▶ [WHAT TO WORK ON]
Of all the lines in the material below, how many include the string "arrows"? Give the number only.

▶ [INPUT RECORDS]
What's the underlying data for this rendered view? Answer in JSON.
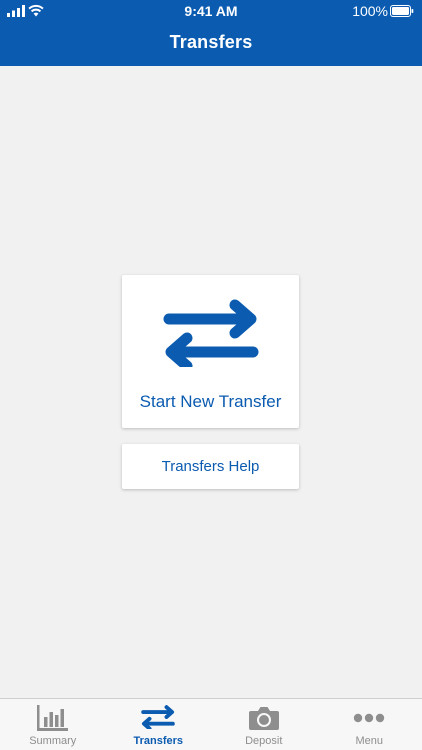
{
  "status_bar": {
    "time": "9:41 AM",
    "battery_percent": "100%",
    "icons": [
      "signal-icon",
      "wifi-icon",
      "battery-icon"
    ]
  },
  "header": {
    "title": "Transfers"
  },
  "main": {
    "start_transfer": {
      "label": "Start New Transfer",
      "icon": "transfer-arrows-icon"
    },
    "help": {
      "label": "Transfers Help"
    }
  },
  "tabbar": {
    "tabs": [
      {
        "label": "Summary",
        "icon": "bar-chart-icon",
        "active": false
      },
      {
        "label": "Transfers",
        "icon": "transfer-arrows-icon",
        "active": true
      },
      {
        "label": "Deposit",
        "icon": "camera-icon",
        "active": false
      },
      {
        "label": "Menu",
        "icon": "more-dots-icon",
        "active": false
      }
    ]
  },
  "colors": {
    "brand_blue": "#0b5bb0",
    "background": "#f1f1f1",
    "card": "#ffffff",
    "inactive_tab": "#8e8e8e"
  }
}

▶ [THE SOLUTION]
2